Problem description
Return all of the data exactly as given.

Data
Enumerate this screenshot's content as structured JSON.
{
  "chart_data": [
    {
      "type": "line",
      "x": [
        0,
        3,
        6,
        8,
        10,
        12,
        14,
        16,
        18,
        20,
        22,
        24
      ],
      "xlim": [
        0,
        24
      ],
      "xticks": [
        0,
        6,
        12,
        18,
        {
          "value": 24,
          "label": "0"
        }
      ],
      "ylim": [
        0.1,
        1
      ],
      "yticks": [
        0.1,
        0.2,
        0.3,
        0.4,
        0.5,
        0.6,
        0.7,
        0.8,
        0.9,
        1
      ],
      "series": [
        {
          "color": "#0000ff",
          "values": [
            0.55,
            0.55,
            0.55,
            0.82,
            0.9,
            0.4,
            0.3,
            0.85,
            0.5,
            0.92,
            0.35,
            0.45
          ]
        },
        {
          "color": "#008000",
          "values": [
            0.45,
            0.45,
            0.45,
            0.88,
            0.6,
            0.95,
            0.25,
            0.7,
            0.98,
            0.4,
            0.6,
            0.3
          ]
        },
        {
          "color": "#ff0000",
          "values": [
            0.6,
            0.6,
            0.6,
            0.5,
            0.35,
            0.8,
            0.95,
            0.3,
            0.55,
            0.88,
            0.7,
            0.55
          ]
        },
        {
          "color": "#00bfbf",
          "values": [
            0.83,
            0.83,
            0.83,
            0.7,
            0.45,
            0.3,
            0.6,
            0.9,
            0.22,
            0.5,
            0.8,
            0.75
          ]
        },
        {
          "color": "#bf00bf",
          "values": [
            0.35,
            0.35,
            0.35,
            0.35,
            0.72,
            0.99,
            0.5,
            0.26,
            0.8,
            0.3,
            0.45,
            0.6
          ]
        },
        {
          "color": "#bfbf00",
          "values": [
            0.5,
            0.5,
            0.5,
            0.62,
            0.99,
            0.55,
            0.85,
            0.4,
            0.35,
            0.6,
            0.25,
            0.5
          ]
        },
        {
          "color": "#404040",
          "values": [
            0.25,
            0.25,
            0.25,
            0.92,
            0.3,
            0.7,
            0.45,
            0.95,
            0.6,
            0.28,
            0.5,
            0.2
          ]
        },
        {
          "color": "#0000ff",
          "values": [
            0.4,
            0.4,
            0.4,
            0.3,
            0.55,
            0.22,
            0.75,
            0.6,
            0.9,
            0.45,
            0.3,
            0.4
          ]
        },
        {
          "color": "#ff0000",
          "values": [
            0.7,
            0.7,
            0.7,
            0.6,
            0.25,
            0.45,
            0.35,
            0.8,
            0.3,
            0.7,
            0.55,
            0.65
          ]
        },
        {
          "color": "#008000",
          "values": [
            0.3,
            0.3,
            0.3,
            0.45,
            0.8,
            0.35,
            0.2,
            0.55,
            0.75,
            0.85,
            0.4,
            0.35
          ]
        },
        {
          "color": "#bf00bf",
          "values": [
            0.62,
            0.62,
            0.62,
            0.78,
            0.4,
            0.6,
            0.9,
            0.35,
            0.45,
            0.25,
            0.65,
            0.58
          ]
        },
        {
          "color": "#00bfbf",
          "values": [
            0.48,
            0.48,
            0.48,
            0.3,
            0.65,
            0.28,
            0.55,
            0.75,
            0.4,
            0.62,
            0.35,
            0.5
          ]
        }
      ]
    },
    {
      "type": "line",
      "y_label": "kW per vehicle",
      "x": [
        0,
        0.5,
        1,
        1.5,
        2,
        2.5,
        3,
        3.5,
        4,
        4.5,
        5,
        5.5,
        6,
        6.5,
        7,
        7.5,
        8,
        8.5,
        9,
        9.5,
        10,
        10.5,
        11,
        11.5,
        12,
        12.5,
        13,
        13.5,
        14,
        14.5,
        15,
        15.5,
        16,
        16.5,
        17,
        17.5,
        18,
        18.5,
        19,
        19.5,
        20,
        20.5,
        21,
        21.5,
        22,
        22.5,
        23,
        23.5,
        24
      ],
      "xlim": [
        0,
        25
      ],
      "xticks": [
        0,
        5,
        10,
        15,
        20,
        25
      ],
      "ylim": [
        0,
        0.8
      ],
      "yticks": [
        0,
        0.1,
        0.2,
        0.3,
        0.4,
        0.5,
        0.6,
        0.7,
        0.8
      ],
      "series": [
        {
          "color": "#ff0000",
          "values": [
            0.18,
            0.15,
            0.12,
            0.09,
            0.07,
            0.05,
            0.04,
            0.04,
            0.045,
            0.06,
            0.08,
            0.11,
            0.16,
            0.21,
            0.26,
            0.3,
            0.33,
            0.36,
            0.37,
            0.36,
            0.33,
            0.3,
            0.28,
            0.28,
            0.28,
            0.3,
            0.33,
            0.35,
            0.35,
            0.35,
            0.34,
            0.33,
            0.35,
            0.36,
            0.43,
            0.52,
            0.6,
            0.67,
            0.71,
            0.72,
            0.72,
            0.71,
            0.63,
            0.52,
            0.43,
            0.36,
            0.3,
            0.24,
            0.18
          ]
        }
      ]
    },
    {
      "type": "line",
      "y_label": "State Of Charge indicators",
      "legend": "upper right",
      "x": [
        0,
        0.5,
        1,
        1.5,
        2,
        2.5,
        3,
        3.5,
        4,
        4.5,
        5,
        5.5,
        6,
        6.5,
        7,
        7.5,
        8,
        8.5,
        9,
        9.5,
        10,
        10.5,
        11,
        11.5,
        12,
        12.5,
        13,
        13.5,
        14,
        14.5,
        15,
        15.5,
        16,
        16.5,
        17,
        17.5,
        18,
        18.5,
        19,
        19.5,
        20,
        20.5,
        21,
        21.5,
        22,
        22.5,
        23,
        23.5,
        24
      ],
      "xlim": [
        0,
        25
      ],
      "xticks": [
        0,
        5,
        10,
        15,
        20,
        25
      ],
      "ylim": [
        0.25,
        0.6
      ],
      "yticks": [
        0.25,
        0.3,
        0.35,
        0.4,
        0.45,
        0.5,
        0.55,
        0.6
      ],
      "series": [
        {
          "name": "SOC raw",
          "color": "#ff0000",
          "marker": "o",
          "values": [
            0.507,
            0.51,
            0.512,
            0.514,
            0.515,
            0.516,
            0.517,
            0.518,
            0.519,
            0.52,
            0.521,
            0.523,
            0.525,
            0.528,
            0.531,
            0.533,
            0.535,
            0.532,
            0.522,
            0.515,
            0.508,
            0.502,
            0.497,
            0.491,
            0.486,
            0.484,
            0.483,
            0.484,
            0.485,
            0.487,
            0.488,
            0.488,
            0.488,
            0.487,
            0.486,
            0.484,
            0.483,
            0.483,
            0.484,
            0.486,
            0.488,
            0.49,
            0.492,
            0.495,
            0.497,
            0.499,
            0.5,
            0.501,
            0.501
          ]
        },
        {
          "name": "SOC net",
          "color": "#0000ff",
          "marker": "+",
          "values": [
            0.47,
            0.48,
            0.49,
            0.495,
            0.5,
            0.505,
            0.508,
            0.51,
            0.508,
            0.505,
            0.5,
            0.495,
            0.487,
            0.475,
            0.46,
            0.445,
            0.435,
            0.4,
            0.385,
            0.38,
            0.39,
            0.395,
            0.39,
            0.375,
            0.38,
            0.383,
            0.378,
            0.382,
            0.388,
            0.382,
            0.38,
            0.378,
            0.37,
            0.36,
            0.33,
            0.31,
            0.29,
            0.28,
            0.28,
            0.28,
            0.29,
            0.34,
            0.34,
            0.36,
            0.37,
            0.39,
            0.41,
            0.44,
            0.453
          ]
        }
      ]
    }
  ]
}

Result
Enumerate this screenshot's content as structured JSON.
{
  "chart_data": [
    {
      "type": "line",
      "x": [
        0,
        3,
        6,
        8,
        10,
        12,
        14,
        16,
        18,
        20,
        22,
        24
      ],
      "xlim": [
        0,
        24
      ],
      "xticks": [
        0,
        6,
        12,
        18,
        {
          "value": 24,
          "label": "0"
        }
      ],
      "ylim": [
        0.1,
        1
      ],
      "yticks": [
        0.1,
        0.2,
        0.3,
        0.4,
        0.5,
        0.6,
        0.7,
        0.8,
        0.9,
        1
      ],
      "series": [
        {
          "color": "#0000ff",
          "values": [
            0.55,
            0.55,
            0.55,
            0.82,
            0.9,
            0.4,
            0.3,
            0.85,
            0.5,
            0.92,
            0.35,
            0.45
          ]
        },
        {
          "color": "#008000",
          "values": [
            0.45,
            0.45,
            0.45,
            0.88,
            0.6,
            0.95,
            0.25,
            0.7,
            0.98,
            0.4,
            0.6,
            0.3
          ]
        },
        {
          "color": "#ff0000",
          "values": [
            0.6,
            0.6,
            0.6,
            0.5,
            0.35,
            0.8,
            0.95,
            0.3,
            0.55,
            0.88,
            0.7,
            0.55
          ]
        },
        {
          "color": "#00bfbf",
          "values": [
            0.83,
            0.83,
            0.83,
            0.7,
            0.45,
            0.3,
            0.6,
            0.9,
            0.22,
            0.5,
            0.8,
            0.75
          ]
        },
        {
          "color": "#bf00bf",
          "values": [
            0.35,
            0.35,
            0.35,
            0.35,
            0.72,
            0.99,
            0.5,
            0.26,
            0.8,
            0.3,
            0.45,
            0.6
          ]
        },
        {
          "color": "#bfbf00",
          "values": [
            0.5,
            0.5,
            0.5,
            0.62,
            0.99,
            0.55,
            0.85,
            0.4,
            0.35,
            0.6,
            0.25,
            0.5
          ]
        },
        {
          "color": "#404040",
          "values": [
            0.25,
            0.25,
            0.25,
            0.92,
            0.3,
            0.7,
            0.45,
            0.95,
            0.6,
            0.28,
            0.5,
            0.2
          ]
        },
        {
          "color": "#0000ff",
          "values": [
            0.4,
            0.4,
            0.4,
            0.3,
            0.55,
            0.22,
            0.75,
            0.6,
            0.9,
            0.45,
            0.3,
            0.4
          ]
        },
        {
          "color": "#ff0000",
          "values": [
            0.7,
            0.7,
            0.7,
            0.6,
            0.25,
            0.45,
            0.35,
            0.8,
            0.3,
            0.7,
            0.55,
            0.65
          ]
        },
        {
          "color": "#008000",
          "values": [
            0.3,
            0.3,
            0.3,
            0.45,
            0.8,
            0.35,
            0.2,
            0.55,
            0.75,
            0.85,
            0.4,
            0.35
          ]
        },
        {
          "color": "#bf00bf",
          "values": [
            0.62,
            0.62,
            0.62,
            0.78,
            0.4,
            0.6,
            0.9,
            0.35,
            0.45,
            0.25,
            0.65,
            0.58
          ]
        },
        {
          "color": "#00bfbf",
          "values": [
            0.48,
            0.48,
            0.48,
            0.3,
            0.65,
            0.28,
            0.55,
            0.75,
            0.4,
            0.62,
            0.35,
            0.5
          ]
        }
      ]
    },
    {
      "type": "line",
      "y_label": "kW per vehicle",
      "x": [
        0,
        0.5,
        1,
        1.5,
        2,
        2.5,
        3,
        3.5,
        4,
        4.5,
        5,
        5.5,
        6,
        6.5,
        7,
        7.5,
        8,
        8.5,
        9,
        9.5,
        10,
        10.5,
        11,
        11.5,
        12,
        12.5,
        13,
        13.5,
        14,
        14.5,
        15,
        15.5,
        16,
        16.5,
        17,
        17.5,
        18,
        18.5,
        19,
        19.5,
        20,
        20.5,
        21,
        21.5,
        22,
        22.5,
        23,
        23.5,
        24
      ],
      "xlim": [
        0,
        25
      ],
      "xticks": [
        0,
        5,
        10,
        15,
        20,
        25
      ],
      "ylim": [
        0,
        0.8
      ],
      "yticks": [
        0,
        0.1,
        0.2,
        0.3,
        0.4,
        0.5,
        0.6,
        0.7,
        0.8
      ],
      "series": [
        {
          "color": "#ff0000",
          "values": [
            0.18,
            0.15,
            0.12,
            0.09,
            0.07,
            0.05,
            0.04,
            0.04,
            0.045,
            0.06,
            0.08,
            0.11,
            0.16,
            0.21,
            0.26,
            0.3,
            0.33,
            0.36,
            0.37,
            0.36,
            0.33,
            0.3,
            0.28,
            0.28,
            0.28,
            0.3,
            0.33,
            0.35,
            0.35,
            0.35,
            0.34,
            0.33,
            0.35,
            0.36,
            0.43,
            0.52,
            0.6,
            0.67,
            0.71,
            0.72,
            0.72,
            0.71,
            0.63,
            0.52,
            0.43,
            0.36,
            0.3,
            0.24,
            0.18
          ]
        }
      ]
    },
    {
      "type": "line",
      "y_label": "State Of Charge indicators",
      "legend": "upper right",
      "x": [
        0,
        0.5,
        1,
        1.5,
        2,
        2.5,
        3,
        3.5,
        4,
        4.5,
        5,
        5.5,
        6,
        6.5,
        7,
        7.5,
        8,
        8.5,
        9,
        9.5,
        10,
        10.5,
        11,
        11.5,
        12,
        12.5,
        13,
        13.5,
        14,
        14.5,
        15,
        15.5,
        16,
        16.5,
        17,
        17.5,
        18,
        18.5,
        19,
        19.5,
        20,
        20.5,
        21,
        21.5,
        22,
        22.5,
        23,
        23.5,
        24
      ],
      "xlim": [
        0,
        25
      ],
      "xticks": [
        0,
        5,
        10,
        15,
        20,
        25
      ],
      "ylim": [
        0.25,
        0.6
      ],
      "yticks": [
        0.25,
        0.3,
        0.35,
        0.4,
        0.45,
        0.5,
        0.55,
        0.6
      ],
      "series": [
        {
          "name": "SOC raw",
          "color": "#ff0000",
          "marker": "o",
          "values": [
            0.507,
            0.51,
            0.512,
            0.514,
            0.515,
            0.516,
            0.517,
            0.518,
            0.519,
            0.52,
            0.521,
            0.523,
            0.525,
            0.528,
            0.531,
            0.533,
            0.535,
            0.532,
            0.522,
            0.515,
            0.508,
            0.502,
            0.497,
            0.491,
            0.486,
            0.484,
            0.483,
            0.484,
            0.485,
            0.487,
            0.488,
            0.488,
            0.488,
            0.487,
            0.486,
            0.484,
            0.483,
            0.483,
            0.484,
            0.486,
            0.488,
            0.49,
            0.492,
            0.495,
            0.497,
            0.499,
            0.5,
            0.501,
            0.501
          ]
        },
        {
          "name": "SOC net",
          "color": "#0000ff",
          "marker": "+",
          "values": [
            0.47,
            0.48,
            0.49,
            0.495,
            0.5,
            0.505,
            0.508,
            0.51,
            0.508,
            0.505,
            0.5,
            0.495,
            0.487,
            0.475,
            0.46,
            0.445,
            0.435,
            0.4,
            0.385,
            0.38,
            0.39,
            0.395,
            0.39,
            0.375,
            0.38,
            0.383,
            0.378,
            0.382,
            0.388,
            0.382,
            0.38,
            0.378,
            0.37,
            0.36,
            0.33,
            0.31,
            0.29,
            0.28,
            0.28,
            0.28,
            0.29,
            0.34,
            0.34,
            0.36,
            0.37,
            0.39,
            0.41,
            0.44,
            0.453
          ]
        }
      ]
    }
  ]
}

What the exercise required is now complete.